WHAT YOU HAVE TO DO. Count the lines below that contain the word "document". Give only the number.

ENTRIES SHOWN.
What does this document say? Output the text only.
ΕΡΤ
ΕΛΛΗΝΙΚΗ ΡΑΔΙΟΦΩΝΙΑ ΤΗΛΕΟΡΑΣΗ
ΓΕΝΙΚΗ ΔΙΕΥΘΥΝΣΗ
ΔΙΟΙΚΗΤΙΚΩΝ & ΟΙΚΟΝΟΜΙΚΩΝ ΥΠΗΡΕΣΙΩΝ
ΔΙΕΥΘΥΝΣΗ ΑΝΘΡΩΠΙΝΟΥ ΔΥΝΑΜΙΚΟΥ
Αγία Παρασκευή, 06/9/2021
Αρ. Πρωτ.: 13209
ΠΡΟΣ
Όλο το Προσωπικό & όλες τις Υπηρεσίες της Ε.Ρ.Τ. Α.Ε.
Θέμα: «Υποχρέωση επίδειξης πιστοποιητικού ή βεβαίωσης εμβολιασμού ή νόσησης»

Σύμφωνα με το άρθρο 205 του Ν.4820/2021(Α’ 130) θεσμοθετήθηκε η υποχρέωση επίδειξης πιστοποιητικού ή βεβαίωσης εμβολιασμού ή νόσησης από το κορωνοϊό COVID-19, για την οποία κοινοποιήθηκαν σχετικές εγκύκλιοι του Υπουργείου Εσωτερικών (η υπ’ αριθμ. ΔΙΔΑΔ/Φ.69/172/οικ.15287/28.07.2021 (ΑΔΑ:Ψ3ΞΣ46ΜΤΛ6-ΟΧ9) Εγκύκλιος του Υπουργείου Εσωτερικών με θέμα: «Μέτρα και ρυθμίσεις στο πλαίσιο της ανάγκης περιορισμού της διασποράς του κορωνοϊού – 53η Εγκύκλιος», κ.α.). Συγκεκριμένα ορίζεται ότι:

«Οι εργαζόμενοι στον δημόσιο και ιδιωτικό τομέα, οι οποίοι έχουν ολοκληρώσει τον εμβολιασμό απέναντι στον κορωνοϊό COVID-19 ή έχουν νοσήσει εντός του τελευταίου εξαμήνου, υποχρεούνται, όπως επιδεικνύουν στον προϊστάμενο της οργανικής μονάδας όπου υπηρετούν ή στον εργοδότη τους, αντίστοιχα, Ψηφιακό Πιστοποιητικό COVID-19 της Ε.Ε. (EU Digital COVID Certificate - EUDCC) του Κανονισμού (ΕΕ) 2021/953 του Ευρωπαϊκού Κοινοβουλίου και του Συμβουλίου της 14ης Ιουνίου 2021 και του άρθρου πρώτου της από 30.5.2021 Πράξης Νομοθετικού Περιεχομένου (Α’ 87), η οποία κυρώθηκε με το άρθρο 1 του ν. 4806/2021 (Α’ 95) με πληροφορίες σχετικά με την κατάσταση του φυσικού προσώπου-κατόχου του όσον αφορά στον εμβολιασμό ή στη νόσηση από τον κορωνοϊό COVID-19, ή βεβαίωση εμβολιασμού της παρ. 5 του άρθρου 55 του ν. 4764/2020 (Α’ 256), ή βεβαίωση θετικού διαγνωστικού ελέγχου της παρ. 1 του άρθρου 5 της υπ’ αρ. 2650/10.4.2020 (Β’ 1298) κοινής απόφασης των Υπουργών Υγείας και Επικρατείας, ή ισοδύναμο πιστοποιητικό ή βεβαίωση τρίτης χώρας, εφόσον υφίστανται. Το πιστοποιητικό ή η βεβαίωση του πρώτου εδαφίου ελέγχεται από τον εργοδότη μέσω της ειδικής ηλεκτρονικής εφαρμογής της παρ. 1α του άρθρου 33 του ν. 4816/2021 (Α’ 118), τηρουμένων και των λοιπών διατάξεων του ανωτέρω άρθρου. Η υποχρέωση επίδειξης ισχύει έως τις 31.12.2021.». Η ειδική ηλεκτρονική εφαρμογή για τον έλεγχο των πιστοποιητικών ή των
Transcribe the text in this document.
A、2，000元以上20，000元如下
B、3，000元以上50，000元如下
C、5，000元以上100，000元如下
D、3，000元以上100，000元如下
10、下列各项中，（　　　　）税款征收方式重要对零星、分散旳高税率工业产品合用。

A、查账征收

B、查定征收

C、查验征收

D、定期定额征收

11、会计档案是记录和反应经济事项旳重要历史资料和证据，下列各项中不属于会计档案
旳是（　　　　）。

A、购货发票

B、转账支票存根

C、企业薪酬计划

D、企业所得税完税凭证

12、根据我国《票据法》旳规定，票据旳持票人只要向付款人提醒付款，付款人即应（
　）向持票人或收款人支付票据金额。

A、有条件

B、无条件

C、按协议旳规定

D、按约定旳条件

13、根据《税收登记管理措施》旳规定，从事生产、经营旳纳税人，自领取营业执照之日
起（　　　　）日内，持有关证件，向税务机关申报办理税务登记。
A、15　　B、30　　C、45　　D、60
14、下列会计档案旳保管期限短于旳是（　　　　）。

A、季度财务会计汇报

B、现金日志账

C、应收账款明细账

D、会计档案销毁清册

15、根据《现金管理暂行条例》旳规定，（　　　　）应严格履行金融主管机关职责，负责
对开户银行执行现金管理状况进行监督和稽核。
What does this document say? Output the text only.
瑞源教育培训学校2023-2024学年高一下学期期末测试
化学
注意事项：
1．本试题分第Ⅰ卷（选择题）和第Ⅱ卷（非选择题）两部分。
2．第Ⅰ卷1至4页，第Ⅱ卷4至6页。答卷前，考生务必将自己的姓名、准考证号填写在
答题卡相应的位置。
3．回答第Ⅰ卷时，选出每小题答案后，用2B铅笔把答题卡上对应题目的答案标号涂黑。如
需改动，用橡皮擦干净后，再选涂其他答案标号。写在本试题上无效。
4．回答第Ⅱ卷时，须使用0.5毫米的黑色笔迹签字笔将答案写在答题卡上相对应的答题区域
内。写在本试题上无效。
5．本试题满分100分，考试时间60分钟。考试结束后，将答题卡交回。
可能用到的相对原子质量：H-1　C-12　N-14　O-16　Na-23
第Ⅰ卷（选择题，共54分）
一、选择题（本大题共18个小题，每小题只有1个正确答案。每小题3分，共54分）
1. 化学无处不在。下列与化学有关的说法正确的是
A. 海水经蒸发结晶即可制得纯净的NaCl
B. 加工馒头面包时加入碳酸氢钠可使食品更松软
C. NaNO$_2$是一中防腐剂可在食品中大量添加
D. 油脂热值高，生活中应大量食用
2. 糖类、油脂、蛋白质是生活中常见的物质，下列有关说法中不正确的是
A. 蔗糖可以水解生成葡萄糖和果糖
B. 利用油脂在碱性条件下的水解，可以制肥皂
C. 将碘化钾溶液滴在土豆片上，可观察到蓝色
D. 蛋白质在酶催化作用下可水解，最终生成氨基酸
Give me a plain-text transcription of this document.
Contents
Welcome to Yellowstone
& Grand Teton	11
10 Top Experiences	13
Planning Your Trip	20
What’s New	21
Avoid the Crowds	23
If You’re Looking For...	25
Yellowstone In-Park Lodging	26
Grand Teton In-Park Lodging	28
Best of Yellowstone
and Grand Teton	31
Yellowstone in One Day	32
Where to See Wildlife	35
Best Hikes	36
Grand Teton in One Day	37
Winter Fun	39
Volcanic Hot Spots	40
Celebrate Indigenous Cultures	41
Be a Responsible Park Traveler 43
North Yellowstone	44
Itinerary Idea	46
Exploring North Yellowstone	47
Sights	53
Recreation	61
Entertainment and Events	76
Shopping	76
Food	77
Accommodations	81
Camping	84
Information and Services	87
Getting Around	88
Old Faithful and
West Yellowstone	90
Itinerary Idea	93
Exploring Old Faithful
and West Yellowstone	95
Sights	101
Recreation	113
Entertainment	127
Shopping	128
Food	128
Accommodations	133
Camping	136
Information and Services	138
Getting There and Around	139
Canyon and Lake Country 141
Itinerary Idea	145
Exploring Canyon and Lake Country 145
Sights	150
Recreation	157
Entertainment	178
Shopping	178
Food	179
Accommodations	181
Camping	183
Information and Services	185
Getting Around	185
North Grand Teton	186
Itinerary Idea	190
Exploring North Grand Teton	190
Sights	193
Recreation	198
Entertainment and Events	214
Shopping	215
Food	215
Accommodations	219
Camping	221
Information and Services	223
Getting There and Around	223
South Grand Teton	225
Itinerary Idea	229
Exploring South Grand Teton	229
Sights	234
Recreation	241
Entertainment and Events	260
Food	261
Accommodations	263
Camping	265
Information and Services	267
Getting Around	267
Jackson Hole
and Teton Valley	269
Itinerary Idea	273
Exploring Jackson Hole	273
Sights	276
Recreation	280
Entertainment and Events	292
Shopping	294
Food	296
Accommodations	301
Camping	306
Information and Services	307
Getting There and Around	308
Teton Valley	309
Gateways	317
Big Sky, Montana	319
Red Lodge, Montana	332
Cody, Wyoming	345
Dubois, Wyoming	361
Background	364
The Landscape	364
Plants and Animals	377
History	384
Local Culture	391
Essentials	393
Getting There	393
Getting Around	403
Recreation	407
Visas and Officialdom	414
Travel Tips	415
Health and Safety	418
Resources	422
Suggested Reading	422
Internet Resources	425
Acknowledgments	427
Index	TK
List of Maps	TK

RESULT OF THIS TASK. 4